**Material for the task**
========================================

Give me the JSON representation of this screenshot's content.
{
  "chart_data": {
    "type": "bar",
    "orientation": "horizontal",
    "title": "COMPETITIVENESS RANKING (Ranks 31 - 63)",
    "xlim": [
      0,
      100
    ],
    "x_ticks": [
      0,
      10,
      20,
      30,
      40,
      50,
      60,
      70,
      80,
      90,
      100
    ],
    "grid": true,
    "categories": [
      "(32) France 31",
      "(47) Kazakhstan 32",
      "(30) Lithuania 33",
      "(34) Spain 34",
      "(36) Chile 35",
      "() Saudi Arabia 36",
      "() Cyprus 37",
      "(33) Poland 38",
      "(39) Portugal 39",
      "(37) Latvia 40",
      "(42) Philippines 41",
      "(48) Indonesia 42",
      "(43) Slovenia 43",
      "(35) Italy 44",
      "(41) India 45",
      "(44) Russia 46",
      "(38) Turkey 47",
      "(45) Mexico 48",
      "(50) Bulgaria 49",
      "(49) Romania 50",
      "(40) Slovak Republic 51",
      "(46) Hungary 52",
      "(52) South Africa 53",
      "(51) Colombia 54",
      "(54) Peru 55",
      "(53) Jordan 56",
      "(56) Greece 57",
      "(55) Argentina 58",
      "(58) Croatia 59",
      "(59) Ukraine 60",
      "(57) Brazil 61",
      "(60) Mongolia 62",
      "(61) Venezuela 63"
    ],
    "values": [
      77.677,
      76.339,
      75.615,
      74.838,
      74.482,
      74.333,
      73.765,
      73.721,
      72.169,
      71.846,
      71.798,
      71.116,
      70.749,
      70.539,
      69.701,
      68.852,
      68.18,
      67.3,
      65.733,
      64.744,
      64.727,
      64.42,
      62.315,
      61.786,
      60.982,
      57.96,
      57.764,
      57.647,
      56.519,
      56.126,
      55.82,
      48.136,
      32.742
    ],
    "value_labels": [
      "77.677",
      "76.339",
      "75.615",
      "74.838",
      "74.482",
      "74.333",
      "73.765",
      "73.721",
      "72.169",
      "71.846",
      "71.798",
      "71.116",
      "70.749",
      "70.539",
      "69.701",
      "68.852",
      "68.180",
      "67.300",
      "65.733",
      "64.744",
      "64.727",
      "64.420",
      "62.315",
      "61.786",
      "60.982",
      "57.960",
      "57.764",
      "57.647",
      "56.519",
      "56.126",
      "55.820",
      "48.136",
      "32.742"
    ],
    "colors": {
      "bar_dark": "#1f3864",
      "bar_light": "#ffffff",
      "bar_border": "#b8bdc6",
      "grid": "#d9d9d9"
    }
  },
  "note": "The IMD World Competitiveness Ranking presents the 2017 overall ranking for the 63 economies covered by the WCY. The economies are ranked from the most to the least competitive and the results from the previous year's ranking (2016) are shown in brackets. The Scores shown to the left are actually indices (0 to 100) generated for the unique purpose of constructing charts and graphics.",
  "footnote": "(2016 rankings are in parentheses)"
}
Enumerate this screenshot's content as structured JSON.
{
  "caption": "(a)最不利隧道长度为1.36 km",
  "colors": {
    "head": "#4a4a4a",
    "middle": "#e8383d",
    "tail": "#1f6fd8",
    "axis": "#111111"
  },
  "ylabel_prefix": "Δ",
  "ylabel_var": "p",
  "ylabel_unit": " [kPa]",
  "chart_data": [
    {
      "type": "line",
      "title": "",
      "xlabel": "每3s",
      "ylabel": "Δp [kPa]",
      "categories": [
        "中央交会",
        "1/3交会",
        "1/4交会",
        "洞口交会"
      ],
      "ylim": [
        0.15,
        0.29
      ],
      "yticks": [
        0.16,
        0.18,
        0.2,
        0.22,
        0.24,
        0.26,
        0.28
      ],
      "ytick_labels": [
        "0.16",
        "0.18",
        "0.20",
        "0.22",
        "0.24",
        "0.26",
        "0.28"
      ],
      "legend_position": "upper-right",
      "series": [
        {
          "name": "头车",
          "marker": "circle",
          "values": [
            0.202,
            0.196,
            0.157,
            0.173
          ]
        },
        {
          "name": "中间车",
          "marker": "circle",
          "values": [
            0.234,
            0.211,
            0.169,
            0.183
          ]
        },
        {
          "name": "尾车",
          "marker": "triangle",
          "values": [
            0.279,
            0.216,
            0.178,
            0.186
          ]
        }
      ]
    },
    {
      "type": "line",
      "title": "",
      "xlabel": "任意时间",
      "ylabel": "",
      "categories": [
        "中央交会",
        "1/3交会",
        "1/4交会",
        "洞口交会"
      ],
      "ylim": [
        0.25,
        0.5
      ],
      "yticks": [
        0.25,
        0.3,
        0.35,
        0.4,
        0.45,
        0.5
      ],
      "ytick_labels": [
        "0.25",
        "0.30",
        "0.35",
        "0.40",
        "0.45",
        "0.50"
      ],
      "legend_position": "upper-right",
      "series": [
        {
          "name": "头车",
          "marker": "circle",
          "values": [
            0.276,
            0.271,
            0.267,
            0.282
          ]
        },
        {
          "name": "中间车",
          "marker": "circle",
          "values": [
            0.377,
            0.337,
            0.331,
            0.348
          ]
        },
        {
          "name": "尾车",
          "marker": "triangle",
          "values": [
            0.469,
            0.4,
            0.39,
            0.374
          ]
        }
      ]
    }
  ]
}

========================================

**Given request**
Write out every entry word for word.

**Task response**
Give me the JSON representation of this screenshot's content.
{
  "chart_data": {
    "type": "bar",
    "orientation": "horizontal",
    "title": "COMPETITIVENESS RANKING (Ranks 31 - 63)",
    "xlim": [
      0,
      100
    ],
    "x_ticks": [
      0,
      10,
      20,
      30,
      40,
      50,
      60,
      70,
      80,
      90,
      100
    ],
    "grid": true,
    "categories": [
      "(32) France 31",
      "(47) Kazakhstan 32",
      "(30) Lithuania 33",
      "(34) Spain 34",
      "(36) Chile 35",
      "() Saudi Arabia 36",
      "() Cyprus 37",
      "(33) Poland 38",
      "(39) Portugal 39",
      "(37) Latvia 40",
      "(42) Philippines 41",
      "(48) Indonesia 42",
      "(43) Slovenia 43",
      "(35) Italy 44",
      "(41) India 45",
      "(44) Russia 46",
      "(38) Turkey 47",
      "(45) Mexico 48",
      "(50) Bulgaria 49",
      "(49) Romania 50",
      "(40) Slovak Republic 51",
      "(46) Hungary 52",
      "(52) South Africa 53",
      "(51) Colombia 54",
      "(54) Peru 55",
      "(53) Jordan 56",
      "(56) Greece 57",
      "(55) Argentina 58",
      "(58) Croatia 59",
      "(59) Ukraine 60",
      "(57) Brazil 61",
      "(60) Mongolia 62",
      "(61) Venezuela 63"
    ],
    "values": [
      77.677,
      76.339,
      75.615,
      74.838,
      74.482,
      74.333,
      73.765,
      73.721,
      72.169,
      71.846,
      71.798,
      71.116,
      70.749,
      70.539,
      69.701,
      68.852,
      68.18,
      67.3,
      65.733,
      64.744,
      64.727,
      64.42,
      62.315,
      61.786,
      60.982,
      57.96,
      57.764,
      57.647,
      56.519,
      56.126,
      55.82,
      48.136,
      32.742
    ],
    "value_labels": [
      "77.677",
      "76.339",
      "75.615",
      "74.838",
      "74.482",
      "74.333",
      "73.765",
      "73.721",
      "72.169",
      "71.846",
      "71.798",
      "71.116",
      "70.749",
      "70.539",
      "69.701",
      "68.852",
      "68.180",
      "67.300",
      "65.733",
      "64.744",
      "64.727",
      "64.420",
      "62.315",
      "61.786",
      "60.982",
      "57.960",
      "57.764",
      "57.647",
      "56.519",
      "56.126",
      "55.820",
      "48.136",
      "32.742"
    ],
    "colors": {
      "bar_dark": "#1f3864",
      "bar_light": "#ffffff",
      "bar_border": "#b8bdc6",
      "grid": "#d9d9d9"
    }
  },
  "note": "The IMD World Competitiveness Ranking presents the 2017 overall ranking for the 63 economies covered by the WCY. The economies are ranked from the most to the least competitive and the results from the previous year's ranking (2016) are shown in brackets. The Scores shown to the left are actually indices (0 to 100) generated for the unique purpose of constructing charts and graphics.",
  "footnote": "(2016 rankings are in parentheses)"
}
Enumerate this screenshot's content as structured JSON.
{
  "caption": "(a)最不利隧道长度为1.36 km",
  "colors": {
    "head": "#4a4a4a",
    "middle": "#e8383d",
    "tail": "#1f6fd8",
    "axis": "#111111"
  },
  "ylabel_prefix": "Δ",
  "ylabel_var": "p",
  "ylabel_unit": " [kPa]",
  "chart_data": [
    {
      "type": "line",
      "title": "",
      "xlabel": "每3s",
      "ylabel": "Δp [kPa]",
      "categories": [
        "中央交会",
        "1/3交会",
        "1/4交会",
        "洞口交会"
      ],
      "ylim": [
        0.15,
        0.29
      ],
      "yticks": [
        0.16,
        0.18,
        0.2,
        0.22,
        0.24,
        0.26,
        0.28
      ],
      "ytick_labels": [
        "0.16",
        "0.18",
        "0.20",
        "0.22",
        "0.24",
        "0.26",
        "0.28"
      ],
      "legend_position": "upper-right",
      "series": [
        {
          "name": "头车",
          "marker": "circle",
          "values": [
            0.202,
            0.196,
            0.157,
            0.173
          ]
        },
        {
          "name": "中间车",
          "marker": "circle",
          "values": [
            0.234,
            0.211,
            0.169,
            0.183
          ]
        },
        {
          "name": "尾车",
          "marker": "triangle",
          "values": [
            0.279,
            0.216,
            0.178,
            0.186
          ]
        }
      ]
    },
    {
      "type": "line",
      "title": "",
      "xlabel": "任意时间",
      "ylabel": "",
      "categories": [
        "中央交会",
        "1/3交会",
        "1/4交会",
        "洞口交会"
      ],
      "ylim": [
        0.25,
        0.5
      ],
      "yticks": [
        0.25,
        0.3,
        0.35,
        0.4,
        0.45,
        0.5
      ],
      "ytick_labels": [
        "0.25",
        "0.30",
        "0.35",
        "0.40",
        "0.45",
        "0.50"
      ],
      "legend_position": "upper-right",
      "series": [
        {
          "name": "头车",
          "marker": "circle",
          "values": [
            0.276,
            0.271,
            0.267,
            0.282
          ]
        },
        {
          "name": "中间车",
          "marker": "circle",
          "values": [
            0.377,
            0.337,
            0.331,
            0.348
          ]
        },
        {
          "name": "尾车",
          "marker": "triangle",
          "values": [
            0.469,
            0.4,
            0.39,
            0.374
          ]
        }
      ]
    }
  ]
}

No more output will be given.